--- START Items ---

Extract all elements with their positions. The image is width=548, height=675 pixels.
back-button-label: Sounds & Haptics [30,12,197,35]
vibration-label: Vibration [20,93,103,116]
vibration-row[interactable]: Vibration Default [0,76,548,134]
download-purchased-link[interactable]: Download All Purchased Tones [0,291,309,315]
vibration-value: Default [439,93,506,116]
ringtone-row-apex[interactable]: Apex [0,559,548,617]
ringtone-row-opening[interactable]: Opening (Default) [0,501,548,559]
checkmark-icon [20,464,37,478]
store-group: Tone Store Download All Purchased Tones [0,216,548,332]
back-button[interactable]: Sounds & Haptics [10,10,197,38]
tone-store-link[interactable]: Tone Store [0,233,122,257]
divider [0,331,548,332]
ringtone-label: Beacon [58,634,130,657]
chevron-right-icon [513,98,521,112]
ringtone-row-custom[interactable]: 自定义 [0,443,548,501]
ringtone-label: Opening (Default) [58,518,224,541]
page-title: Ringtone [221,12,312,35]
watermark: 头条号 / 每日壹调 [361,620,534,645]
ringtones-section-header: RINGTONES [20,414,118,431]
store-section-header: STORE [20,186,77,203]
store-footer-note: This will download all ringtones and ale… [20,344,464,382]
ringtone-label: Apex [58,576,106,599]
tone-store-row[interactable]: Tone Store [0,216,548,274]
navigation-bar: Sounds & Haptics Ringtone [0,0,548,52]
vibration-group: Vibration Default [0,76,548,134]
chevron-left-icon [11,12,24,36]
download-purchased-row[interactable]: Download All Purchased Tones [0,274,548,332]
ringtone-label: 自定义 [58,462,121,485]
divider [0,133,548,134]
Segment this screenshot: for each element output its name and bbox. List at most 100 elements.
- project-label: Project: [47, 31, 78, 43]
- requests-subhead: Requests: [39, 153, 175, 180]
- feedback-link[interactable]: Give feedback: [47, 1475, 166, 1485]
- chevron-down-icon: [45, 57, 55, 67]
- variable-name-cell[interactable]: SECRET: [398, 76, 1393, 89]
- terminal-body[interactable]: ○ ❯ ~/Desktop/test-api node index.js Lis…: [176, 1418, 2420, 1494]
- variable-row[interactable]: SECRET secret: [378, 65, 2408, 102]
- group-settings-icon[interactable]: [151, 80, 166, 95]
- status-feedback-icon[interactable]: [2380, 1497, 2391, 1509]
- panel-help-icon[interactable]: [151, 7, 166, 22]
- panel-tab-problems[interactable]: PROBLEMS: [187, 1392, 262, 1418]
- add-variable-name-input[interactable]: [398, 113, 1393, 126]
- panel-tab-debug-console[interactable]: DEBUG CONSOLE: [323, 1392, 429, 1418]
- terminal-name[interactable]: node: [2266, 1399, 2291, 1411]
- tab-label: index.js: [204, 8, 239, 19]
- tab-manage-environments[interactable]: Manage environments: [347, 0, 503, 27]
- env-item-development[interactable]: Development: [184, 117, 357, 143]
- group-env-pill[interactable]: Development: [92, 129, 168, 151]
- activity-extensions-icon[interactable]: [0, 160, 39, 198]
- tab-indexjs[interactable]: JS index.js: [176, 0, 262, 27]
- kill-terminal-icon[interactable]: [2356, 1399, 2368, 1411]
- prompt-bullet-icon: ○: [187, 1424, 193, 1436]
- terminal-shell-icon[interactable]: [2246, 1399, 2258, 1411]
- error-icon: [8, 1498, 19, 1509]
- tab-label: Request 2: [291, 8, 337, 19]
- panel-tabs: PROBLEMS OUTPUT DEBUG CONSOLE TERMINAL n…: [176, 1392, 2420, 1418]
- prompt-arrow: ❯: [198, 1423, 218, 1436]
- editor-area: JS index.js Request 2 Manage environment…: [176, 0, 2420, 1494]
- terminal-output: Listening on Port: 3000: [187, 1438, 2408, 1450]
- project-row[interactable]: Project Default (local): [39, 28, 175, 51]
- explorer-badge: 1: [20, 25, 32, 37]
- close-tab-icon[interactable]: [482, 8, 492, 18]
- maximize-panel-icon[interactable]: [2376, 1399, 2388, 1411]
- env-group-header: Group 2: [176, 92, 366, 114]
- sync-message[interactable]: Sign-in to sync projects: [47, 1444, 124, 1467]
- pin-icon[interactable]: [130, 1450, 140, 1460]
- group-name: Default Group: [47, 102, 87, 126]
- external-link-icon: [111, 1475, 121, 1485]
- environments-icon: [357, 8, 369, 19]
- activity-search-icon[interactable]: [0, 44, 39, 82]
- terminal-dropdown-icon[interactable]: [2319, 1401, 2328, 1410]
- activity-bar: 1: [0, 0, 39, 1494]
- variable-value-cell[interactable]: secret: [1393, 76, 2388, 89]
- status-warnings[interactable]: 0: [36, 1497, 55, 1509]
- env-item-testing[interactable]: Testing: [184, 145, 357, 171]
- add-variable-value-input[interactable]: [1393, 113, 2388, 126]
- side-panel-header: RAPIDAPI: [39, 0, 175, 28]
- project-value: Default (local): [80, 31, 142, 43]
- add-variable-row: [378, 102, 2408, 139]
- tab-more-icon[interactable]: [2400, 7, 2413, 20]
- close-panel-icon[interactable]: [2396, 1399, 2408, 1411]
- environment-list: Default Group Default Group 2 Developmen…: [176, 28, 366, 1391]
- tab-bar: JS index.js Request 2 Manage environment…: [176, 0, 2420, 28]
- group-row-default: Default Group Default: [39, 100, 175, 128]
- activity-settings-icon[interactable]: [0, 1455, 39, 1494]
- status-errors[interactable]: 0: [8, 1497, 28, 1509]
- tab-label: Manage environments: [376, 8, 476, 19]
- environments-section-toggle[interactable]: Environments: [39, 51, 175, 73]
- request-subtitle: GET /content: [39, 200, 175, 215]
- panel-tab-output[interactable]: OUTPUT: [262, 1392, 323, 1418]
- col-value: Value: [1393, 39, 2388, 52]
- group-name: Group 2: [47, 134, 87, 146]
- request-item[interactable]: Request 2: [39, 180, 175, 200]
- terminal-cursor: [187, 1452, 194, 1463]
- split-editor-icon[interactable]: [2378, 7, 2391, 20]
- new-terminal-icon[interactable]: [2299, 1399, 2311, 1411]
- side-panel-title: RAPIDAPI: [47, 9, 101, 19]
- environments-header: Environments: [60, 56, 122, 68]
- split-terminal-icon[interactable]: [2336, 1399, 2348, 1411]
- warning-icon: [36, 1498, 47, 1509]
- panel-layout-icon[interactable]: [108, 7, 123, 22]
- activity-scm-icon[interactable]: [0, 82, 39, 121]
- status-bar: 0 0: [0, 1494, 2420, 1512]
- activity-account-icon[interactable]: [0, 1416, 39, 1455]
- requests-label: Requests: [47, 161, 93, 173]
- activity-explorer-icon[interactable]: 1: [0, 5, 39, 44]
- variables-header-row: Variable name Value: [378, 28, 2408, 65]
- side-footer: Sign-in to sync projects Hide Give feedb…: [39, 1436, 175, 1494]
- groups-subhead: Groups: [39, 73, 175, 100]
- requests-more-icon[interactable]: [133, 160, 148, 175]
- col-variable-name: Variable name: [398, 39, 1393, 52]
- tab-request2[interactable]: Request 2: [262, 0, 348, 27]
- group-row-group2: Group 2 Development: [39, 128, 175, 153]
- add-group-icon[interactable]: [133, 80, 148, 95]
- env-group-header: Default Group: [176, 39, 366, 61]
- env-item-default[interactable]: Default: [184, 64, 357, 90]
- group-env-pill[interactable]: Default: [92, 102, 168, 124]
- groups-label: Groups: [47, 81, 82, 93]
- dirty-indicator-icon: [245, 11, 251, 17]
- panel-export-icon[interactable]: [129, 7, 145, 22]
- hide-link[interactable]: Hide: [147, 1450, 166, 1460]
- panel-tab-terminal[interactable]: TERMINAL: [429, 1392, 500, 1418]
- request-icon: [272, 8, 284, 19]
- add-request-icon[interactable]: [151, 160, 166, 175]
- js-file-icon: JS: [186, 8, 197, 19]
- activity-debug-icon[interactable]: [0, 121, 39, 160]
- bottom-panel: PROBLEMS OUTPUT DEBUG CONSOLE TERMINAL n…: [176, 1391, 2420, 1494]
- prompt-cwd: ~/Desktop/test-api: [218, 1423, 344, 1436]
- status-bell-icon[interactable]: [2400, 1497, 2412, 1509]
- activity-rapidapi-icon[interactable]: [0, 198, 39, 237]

--- END Items ---

What you are asked to do —
Reproduce the records verbatim, starting at their first line and ending with the line that contains "store-section-header: STORE [20,186,77,203]", with that line included.

Output of the task —
Extract all elements with their positions. The image is width=548, height=675 pixels.
back-button-label: Sounds & Haptics [30,12,197,35]
vibration-label: Vibration [20,93,103,116]
vibration-row[interactable]: Vibration Default [0,76,548,134]
download-purchased-link[interactable]: Download All Purchased Tones [0,291,309,315]
vibration-value: Default [439,93,506,116]
ringtone-row-apex[interactable]: Apex [0,559,548,617]
ringtone-row-opening[interactable]: Opening (Default) [0,501,548,559]
checkmark-icon [20,464,37,478]
store-group: Tone Store Download All Purchased Tones [0,216,548,332]
back-button[interactable]: Sounds & Haptics [10,10,197,38]
tone-store-link[interactable]: Tone Store [0,233,122,257]
divider [0,331,548,332]
ringtone-label: Beacon [58,634,130,657]
chevron-right-icon [513,98,521,112]
ringtone-row-custom[interactable]: 自定义 [0,443,548,501]
ringtone-label: Opening (Default) [58,518,224,541]
page-title: Ringtone [221,12,312,35]
watermark: 头条号 / 每日壹调 [361,620,534,645]
ringtones-section-header: RINGTONES [20,414,118,431]
store-section-header: STORE [20,186,77,203]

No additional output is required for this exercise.